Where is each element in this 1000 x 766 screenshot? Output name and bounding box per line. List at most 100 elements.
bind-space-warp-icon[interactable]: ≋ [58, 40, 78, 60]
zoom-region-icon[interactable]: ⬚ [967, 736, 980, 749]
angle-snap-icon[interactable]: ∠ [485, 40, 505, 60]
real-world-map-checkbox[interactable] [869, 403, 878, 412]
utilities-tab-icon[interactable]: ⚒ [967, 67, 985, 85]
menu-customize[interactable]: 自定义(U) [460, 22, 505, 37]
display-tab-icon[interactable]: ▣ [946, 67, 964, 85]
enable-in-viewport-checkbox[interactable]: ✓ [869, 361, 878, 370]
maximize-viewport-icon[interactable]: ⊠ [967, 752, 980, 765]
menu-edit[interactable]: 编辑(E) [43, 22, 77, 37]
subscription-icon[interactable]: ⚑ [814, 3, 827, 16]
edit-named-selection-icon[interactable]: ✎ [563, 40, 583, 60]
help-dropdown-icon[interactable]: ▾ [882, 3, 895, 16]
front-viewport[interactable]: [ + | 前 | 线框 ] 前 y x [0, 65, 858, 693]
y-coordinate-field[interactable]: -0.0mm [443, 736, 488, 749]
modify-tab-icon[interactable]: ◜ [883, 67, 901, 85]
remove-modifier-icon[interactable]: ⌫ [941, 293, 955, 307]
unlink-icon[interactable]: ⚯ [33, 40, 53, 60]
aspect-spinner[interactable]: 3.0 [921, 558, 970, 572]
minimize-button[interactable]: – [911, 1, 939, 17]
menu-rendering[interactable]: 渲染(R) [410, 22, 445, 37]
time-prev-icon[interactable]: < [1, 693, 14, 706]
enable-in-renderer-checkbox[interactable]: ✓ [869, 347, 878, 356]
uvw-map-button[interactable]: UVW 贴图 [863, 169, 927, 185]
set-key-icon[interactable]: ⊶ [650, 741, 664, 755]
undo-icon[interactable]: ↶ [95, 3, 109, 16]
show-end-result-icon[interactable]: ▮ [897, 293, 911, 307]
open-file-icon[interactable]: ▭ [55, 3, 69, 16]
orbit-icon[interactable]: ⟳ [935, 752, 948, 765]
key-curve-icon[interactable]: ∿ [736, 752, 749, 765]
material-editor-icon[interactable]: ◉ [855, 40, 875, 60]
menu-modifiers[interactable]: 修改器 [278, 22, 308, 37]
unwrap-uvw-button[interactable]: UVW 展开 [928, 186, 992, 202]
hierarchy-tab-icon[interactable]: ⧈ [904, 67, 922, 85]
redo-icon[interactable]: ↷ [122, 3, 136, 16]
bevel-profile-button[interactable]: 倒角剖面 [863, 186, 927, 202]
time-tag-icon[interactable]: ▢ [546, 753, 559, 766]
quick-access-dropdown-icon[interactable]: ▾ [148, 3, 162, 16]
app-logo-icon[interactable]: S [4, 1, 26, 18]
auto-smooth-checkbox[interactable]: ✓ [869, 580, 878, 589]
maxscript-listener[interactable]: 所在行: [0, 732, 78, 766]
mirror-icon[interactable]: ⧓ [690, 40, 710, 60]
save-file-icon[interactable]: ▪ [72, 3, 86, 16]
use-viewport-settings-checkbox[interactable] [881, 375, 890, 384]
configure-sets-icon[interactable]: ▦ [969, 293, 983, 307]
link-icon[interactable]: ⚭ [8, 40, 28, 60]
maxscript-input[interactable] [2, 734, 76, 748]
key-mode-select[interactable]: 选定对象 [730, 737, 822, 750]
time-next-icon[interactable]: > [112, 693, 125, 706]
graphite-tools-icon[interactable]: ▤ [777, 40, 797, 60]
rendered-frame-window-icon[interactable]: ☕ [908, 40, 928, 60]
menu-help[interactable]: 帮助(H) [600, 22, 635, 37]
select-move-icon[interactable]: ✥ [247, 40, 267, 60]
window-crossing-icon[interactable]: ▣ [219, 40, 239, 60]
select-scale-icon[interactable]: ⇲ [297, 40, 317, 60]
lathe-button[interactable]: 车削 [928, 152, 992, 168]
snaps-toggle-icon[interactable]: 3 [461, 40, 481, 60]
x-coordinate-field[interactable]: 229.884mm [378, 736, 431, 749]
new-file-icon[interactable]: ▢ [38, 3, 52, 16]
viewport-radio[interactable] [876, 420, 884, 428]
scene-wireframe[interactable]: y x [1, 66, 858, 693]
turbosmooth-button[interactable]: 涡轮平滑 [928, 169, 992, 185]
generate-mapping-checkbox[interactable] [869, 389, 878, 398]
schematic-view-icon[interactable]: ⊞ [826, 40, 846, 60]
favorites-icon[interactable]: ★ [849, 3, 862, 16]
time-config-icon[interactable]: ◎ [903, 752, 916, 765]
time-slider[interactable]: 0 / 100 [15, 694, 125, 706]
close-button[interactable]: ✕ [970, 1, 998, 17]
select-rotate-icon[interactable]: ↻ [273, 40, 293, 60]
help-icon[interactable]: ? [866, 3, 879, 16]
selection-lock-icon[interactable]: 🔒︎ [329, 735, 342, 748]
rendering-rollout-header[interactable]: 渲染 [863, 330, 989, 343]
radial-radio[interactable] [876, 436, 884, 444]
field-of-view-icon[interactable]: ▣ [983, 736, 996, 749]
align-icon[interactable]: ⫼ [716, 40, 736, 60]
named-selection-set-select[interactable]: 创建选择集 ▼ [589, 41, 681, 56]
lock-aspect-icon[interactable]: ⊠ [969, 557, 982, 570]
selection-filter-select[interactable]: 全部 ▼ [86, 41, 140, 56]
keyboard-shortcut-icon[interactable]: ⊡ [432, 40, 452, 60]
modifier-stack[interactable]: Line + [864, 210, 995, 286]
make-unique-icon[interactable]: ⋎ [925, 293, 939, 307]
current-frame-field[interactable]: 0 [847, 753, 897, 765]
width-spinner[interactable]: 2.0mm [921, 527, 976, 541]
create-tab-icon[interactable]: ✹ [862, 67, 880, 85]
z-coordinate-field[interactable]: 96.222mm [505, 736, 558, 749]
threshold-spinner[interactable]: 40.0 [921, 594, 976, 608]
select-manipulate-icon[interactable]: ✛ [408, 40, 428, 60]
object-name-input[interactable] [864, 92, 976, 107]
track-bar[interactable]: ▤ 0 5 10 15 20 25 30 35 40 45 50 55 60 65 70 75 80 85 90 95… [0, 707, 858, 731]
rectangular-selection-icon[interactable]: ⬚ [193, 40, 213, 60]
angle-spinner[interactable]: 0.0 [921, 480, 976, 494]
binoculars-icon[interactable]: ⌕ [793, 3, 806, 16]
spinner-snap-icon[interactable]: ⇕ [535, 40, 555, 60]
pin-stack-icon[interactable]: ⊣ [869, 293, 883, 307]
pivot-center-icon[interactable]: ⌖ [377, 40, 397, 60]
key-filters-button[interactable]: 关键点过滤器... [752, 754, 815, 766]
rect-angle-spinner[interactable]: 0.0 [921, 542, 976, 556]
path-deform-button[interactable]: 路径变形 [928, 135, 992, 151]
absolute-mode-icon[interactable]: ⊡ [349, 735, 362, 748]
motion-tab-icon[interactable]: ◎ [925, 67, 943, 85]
★ ★ ★ ★
**Goal:** From the start of the data through the line containing "aspect-spinner[interactable]: 3.0 [921, 558, 970, 572]", rewrite those lines, substituting "clickable" for "interactable" and leaving everything else unchanged.

**Result below:**
Where is each element in this 1000 x 766 screenshot? Output name and bounding box per line. List at most 100 elements.
bind-space-warp-icon[clickable]: ≋ [58, 40, 78, 60]
zoom-region-icon[clickable]: ⬚ [967, 736, 980, 749]
angle-snap-icon[clickable]: ∠ [485, 40, 505, 60]
real-world-map-checkbox[clickable] [869, 403, 878, 412]
utilities-tab-icon[clickable]: ⚒ [967, 67, 985, 85]
menu-customize[clickable]: 自定义(U) [460, 22, 505, 37]
display-tab-icon[clickable]: ▣ [946, 67, 964, 85]
enable-in-viewport-checkbox[clickable]: ✓ [869, 361, 878, 370]
maximize-viewport-icon[clickable]: ⊠ [967, 752, 980, 765]
menu-edit[clickable]: 编辑(E) [43, 22, 77, 37]
subscription-icon[clickable]: ⚑ [814, 3, 827, 16]
edit-named-selection-icon[clickable]: ✎ [563, 40, 583, 60]
help-dropdown-icon[clickable]: ▾ [882, 3, 895, 16]
front-viewport[clickable]: [ + | 前 | 线框 ] 前 y x [0, 65, 858, 693]
y-coordinate-field[clickable]: -0.0mm [443, 736, 488, 749]
modify-tab-icon[clickable]: ◜ [883, 67, 901, 85]
remove-modifier-icon[clickable]: ⌫ [941, 293, 955, 307]
unlink-icon[clickable]: ⚯ [33, 40, 53, 60]
aspect-spinner[clickable]: 3.0 [921, 558, 970, 572]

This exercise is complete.